# Given problem
Transcribe every entry word for word, but skip the images.
++++ Provided material
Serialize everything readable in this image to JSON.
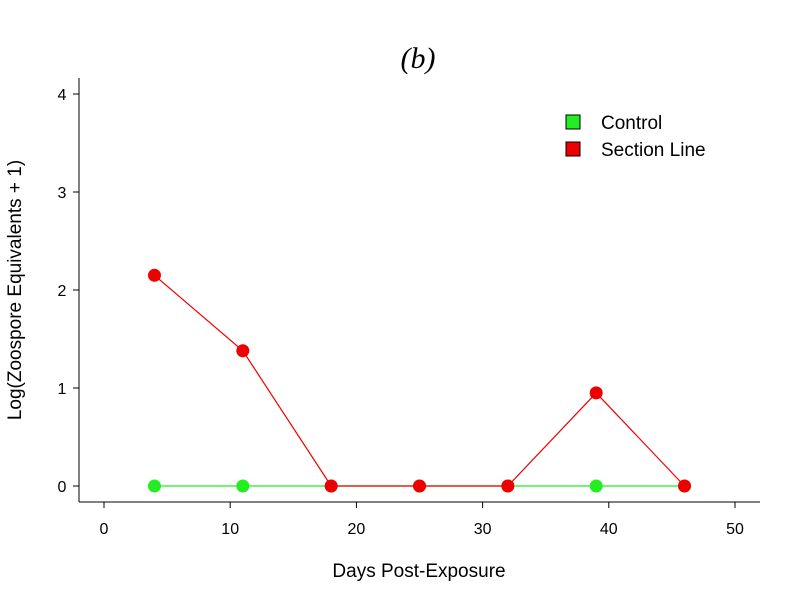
{
  "chart_data": {
    "type": "line",
    "title": "(b)",
    "xlabel": "Days Post-Exposure",
    "ylabel": "Log(Zoospore Equivalents + 1)",
    "xlim": [
      0,
      50
    ],
    "ylim": [
      0,
      4
    ],
    "xticks": [
      0,
      10,
      20,
      30,
      40,
      50
    ],
    "yticks": [
      0,
      1,
      2,
      3,
      4
    ],
    "grid": false,
    "legend_position": "top-right",
    "series": [
      {
        "name": "Control",
        "color": "#22ee22",
        "x": [
          4,
          11,
          18,
          25,
          32,
          39,
          46
        ],
        "y": [
          0,
          0,
          0,
          0,
          0,
          0,
          0
        ]
      },
      {
        "name": "Section Line",
        "color": "#ee0000",
        "x": [
          4,
          11,
          18,
          25,
          32,
          39,
          46
        ],
        "y": [
          2.15,
          1.38,
          0,
          0,
          0,
          0.95,
          0
        ]
      }
    ]
  }
}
++++++++
# Solution to this task
Serialize everything readable in this image to JSON.
{
  "chart_data": {
    "type": "line",
    "title": "(b)",
    "xlabel": "Days Post-Exposure",
    "ylabel": "Log(Zoospore Equivalents + 1)",
    "xlim": [
      0,
      50
    ],
    "ylim": [
      0,
      4
    ],
    "xticks": [
      0,
      10,
      20,
      30,
      40,
      50
    ],
    "yticks": [
      0,
      1,
      2,
      3,
      4
    ],
    "grid": false,
    "legend_position": "top-right",
    "series": [
      {
        "name": "Control",
        "color": "#22ee22",
        "x": [
          4,
          11,
          18,
          25,
          32,
          39,
          46
        ],
        "y": [
          0,
          0,
          0,
          0,
          0,
          0,
          0
        ]
      },
      {
        "name": "Section Line",
        "color": "#ee0000",
        "x": [
          4,
          11,
          18,
          25,
          32,
          39,
          46
        ],
        "y": [
          2.15,
          1.38,
          0,
          0,
          0,
          0.95,
          0
        ]
      }
    ]
  }
}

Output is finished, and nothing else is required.